[Saved entries]
======
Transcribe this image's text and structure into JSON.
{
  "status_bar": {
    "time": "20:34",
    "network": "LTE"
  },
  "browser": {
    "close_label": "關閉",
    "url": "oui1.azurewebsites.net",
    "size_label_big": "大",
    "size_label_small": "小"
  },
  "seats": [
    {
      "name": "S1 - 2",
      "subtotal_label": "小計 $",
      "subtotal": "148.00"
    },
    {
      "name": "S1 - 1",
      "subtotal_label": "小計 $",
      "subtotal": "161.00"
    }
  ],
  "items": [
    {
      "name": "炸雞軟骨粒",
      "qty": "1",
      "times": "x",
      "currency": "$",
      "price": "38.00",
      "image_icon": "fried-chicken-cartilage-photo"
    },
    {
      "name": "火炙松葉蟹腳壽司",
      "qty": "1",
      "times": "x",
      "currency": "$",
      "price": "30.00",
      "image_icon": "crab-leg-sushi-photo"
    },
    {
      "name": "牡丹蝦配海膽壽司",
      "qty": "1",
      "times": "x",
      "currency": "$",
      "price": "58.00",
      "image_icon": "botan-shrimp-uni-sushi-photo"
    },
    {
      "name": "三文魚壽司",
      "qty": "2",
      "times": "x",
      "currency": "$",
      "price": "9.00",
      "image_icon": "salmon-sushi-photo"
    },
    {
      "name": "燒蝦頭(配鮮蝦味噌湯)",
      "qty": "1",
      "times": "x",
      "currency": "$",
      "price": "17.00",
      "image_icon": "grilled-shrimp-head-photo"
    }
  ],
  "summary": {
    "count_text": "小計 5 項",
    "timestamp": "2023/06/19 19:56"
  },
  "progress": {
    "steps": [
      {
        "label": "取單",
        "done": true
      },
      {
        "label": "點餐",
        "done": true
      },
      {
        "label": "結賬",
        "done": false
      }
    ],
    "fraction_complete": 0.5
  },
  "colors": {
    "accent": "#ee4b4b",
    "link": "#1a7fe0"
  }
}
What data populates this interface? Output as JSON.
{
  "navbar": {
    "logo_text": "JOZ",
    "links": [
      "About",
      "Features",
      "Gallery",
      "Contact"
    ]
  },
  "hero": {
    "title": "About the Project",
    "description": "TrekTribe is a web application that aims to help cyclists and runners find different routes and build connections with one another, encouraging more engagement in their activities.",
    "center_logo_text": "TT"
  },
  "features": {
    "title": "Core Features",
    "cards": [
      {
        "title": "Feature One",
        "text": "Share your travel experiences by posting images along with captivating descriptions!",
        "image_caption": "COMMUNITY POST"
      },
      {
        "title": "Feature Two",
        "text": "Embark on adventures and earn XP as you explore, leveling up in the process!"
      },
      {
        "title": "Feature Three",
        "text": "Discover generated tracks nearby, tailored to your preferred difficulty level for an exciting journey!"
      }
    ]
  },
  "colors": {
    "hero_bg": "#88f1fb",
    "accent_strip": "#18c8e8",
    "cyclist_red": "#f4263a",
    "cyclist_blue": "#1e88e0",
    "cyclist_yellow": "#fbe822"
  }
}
======
TO DO ▸ The records above should be restated word for word, please.

FINISHED EXERCISE ▸
Transcribe this image's text and structure into JSON.
{
  "status_bar": {
    "time": "20:34",
    "network": "LTE"
  },
  "browser": {
    "close_label": "關閉",
    "url": "oui1.azurewebsites.net",
    "size_label_big": "大",
    "size_label_small": "小"
  },
  "seats": [
    {
      "name": "S1 - 2",
      "subtotal_label": "小計 $",
      "subtotal": "148.00"
    },
    {
      "name": "S1 - 1",
      "subtotal_label": "小計 $",
      "subtotal": "161.00"
    }
  ],
  "items": [
    {
      "name": "炸雞軟骨粒",
      "qty": "1",
      "times": "x",
      "currency": "$",
      "price": "38.00",
      "image_icon": "fried-chicken-cartilage-photo"
    },
    {
      "name": "火炙松葉蟹腳壽司",
      "qty": "1",
      "times": "x",
      "currency": "$",
      "price": "30.00",
      "image_icon": "crab-leg-sushi-photo"
    },
    {
      "name": "牡丹蝦配海膽壽司",
      "qty": "1",
      "times": "x",
      "currency": "$",
      "price": "58.00",
      "image_icon": "botan-shrimp-uni-sushi-photo"
    },
    {
      "name": "三文魚壽司",
      "qty": "2",
      "times": "x",
      "currency": "$",
      "price": "9.00",
      "image_icon": "salmon-sushi-photo"
    },
    {
      "name": "燒蝦頭(配鮮蝦味噌湯)",
      "qty": "1",
      "times": "x",
      "currency": "$",
      "price": "17.00",
      "image_icon": "grilled-shrimp-head-photo"
    }
  ],
  "summary": {
    "count_text": "小計 5 項",
    "timestamp": "2023/06/19 19:56"
  },
  "progress": {
    "steps": [
      {
        "label": "取單",
        "done": true
      },
      {
        "label": "點餐",
        "done": true
      },
      {
        "label": "結賬",
        "done": false
      }
    ],
    "fraction_complete": 0.5
  },
  "colors": {
    "accent": "#ee4b4b",
    "link": "#1a7fe0"
  }
}
What data populates this interface? Output as JSON.
{
  "navbar": {
    "logo_text": "JOZ",
    "links": [
      "About",
      "Features",
      "Gallery",
      "Contact"
    ]
  },
  "hero": {
    "title": "About the Project",
    "description": "TrekTribe is a web application that aims to help cyclists and runners find different routes and build connections with one another, encouraging more engagement in their activities.",
    "center_logo_text": "TT"
  },
  "features": {
    "title": "Core Features",
    "cards": [
      {
        "title": "Feature One",
        "text": "Share your travel experiences by posting images along with captivating descriptions!",
        "image_caption": "COMMUNITY POST"
      },
      {
        "title": "Feature Two",
        "text": "Embark on adventures and earn XP as you explore, leveling up in the process!"
      },
      {
        "title": "Feature Three",
        "text": "Discover generated tracks nearby, tailored to your preferred difficulty level for an exciting journey!"
      }
    ]
  },
  "colors": {
    "hero_bg": "#88f1fb",
    "accent_strip": "#18c8e8",
    "cyclist_red": "#f4263a",
    "cyclist_blue": "#1e88e0",
    "cyclist_yellow": "#fbe822"
  }
}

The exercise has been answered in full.